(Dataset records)
----

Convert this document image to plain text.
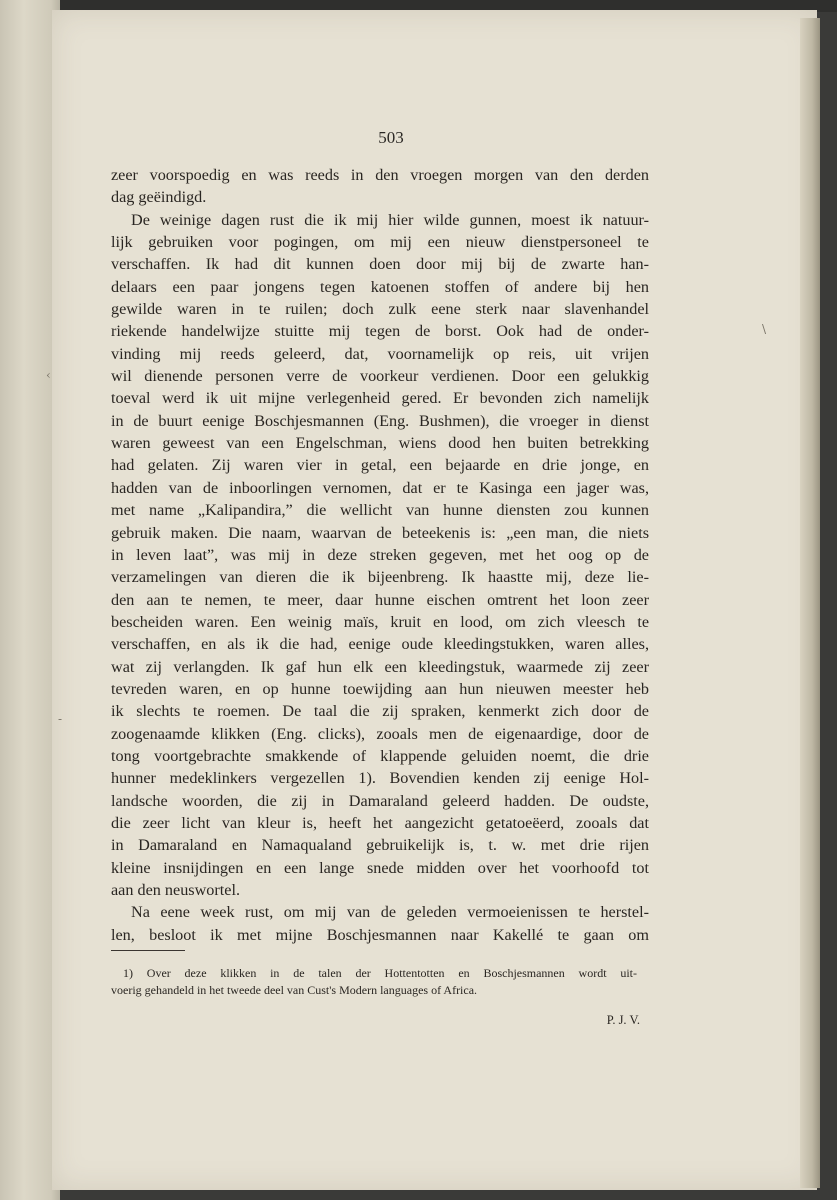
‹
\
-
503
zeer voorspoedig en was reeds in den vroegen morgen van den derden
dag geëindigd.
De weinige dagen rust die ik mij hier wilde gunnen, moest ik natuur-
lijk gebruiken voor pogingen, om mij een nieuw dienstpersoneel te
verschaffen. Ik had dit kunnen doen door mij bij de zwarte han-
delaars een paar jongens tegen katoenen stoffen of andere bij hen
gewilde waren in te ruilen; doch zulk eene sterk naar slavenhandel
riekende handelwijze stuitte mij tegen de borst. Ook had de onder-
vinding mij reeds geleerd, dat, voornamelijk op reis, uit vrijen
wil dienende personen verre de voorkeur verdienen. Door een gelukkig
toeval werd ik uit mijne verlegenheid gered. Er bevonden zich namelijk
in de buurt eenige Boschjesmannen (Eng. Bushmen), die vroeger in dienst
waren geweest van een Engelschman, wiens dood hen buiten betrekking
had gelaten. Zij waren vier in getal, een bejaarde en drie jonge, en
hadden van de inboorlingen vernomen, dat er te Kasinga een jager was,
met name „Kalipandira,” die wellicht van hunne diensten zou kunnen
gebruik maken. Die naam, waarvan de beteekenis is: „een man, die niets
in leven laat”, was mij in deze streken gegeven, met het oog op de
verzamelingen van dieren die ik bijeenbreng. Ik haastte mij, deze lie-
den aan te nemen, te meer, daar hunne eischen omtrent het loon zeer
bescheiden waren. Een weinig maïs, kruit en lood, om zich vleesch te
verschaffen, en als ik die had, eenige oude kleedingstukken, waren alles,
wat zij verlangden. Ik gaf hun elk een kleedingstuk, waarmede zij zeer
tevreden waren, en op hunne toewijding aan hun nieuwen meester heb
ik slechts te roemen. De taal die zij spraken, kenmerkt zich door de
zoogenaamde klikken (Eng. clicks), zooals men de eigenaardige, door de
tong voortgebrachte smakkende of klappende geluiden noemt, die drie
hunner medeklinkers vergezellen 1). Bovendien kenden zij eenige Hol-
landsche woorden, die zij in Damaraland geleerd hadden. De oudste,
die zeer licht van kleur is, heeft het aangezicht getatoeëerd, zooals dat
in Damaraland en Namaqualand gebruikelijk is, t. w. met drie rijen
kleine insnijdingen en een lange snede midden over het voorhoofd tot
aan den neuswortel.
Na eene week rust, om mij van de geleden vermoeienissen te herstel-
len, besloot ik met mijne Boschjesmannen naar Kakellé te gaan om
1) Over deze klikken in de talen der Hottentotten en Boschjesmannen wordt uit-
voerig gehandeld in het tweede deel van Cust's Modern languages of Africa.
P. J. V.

----

■ **OBJECTIVE**:
Give back each entry exactly as it appears, with no pictures.

■ **CORRECT RESPONSE**:
Convert this document image to plain text.
‹
\
-
503
zeer voorspoedig en was reeds in den vroegen morgen van den derden
dag geëindigd.
De weinige dagen rust die ik mij hier wilde gunnen, moest ik natuur-
lijk gebruiken voor pogingen, om mij een nieuw dienstpersoneel te
verschaffen. Ik had dit kunnen doen door mij bij de zwarte han-
delaars een paar jongens tegen katoenen stoffen of andere bij hen
gewilde waren in te ruilen; doch zulk eene sterk naar slavenhandel
riekende handelwijze stuitte mij tegen de borst. Ook had de onder-
vinding mij reeds geleerd, dat, voornamelijk op reis, uit vrijen
wil dienende personen verre de voorkeur verdienen. Door een gelukkig
toeval werd ik uit mijne verlegenheid gered. Er bevonden zich namelijk
in de buurt eenige Boschjesmannen (Eng. Bushmen), die vroeger in dienst
waren geweest van een Engelschman, wiens dood hen buiten betrekking
had gelaten. Zij waren vier in getal, een bejaarde en drie jonge, en
hadden van de inboorlingen vernomen, dat er te Kasinga een jager was,
met name „Kalipandira,” die wellicht van hunne diensten zou kunnen
gebruik maken. Die naam, waarvan de beteekenis is: „een man, die niets
in leven laat”, was mij in deze streken gegeven, met het oog op de
verzamelingen van dieren die ik bijeenbreng. Ik haastte mij, deze lie-
den aan te nemen, te meer, daar hunne eischen omtrent het loon zeer
bescheiden waren. Een weinig maïs, kruit en lood, om zich vleesch te
verschaffen, en als ik die had, eenige oude kleedingstukken, waren alles,
wat zij verlangden. Ik gaf hun elk een kleedingstuk, waarmede zij zeer
tevreden waren, en op hunne toewijding aan hun nieuwen meester heb
ik slechts te roemen. De taal die zij spraken, kenmerkt zich door de
zoogenaamde klikken (Eng. clicks), zooals men de eigenaardige, door de
tong voortgebrachte smakkende of klappende geluiden noemt, die drie
hunner medeklinkers vergezellen 1). Bovendien kenden zij eenige Hol-
landsche woorden, die zij in Damaraland geleerd hadden. De oudste,
die zeer licht van kleur is, heeft het aangezicht getatoeëerd, zooals dat
in Damaraland en Namaqualand gebruikelijk is, t. w. met drie rijen
kleine insnijdingen en een lange snede midden over het voorhoofd tot
aan den neuswortel.
Na eene week rust, om mij van de geleden vermoeienissen te herstel-
len, besloot ik met mijne Boschjesmannen naar Kakellé te gaan om
1) Over deze klikken in de talen der Hottentotten en Boschjesmannen wordt uit-
voerig gehandeld in het tweede deel van Cust's Modern languages of Africa.
P. J. V.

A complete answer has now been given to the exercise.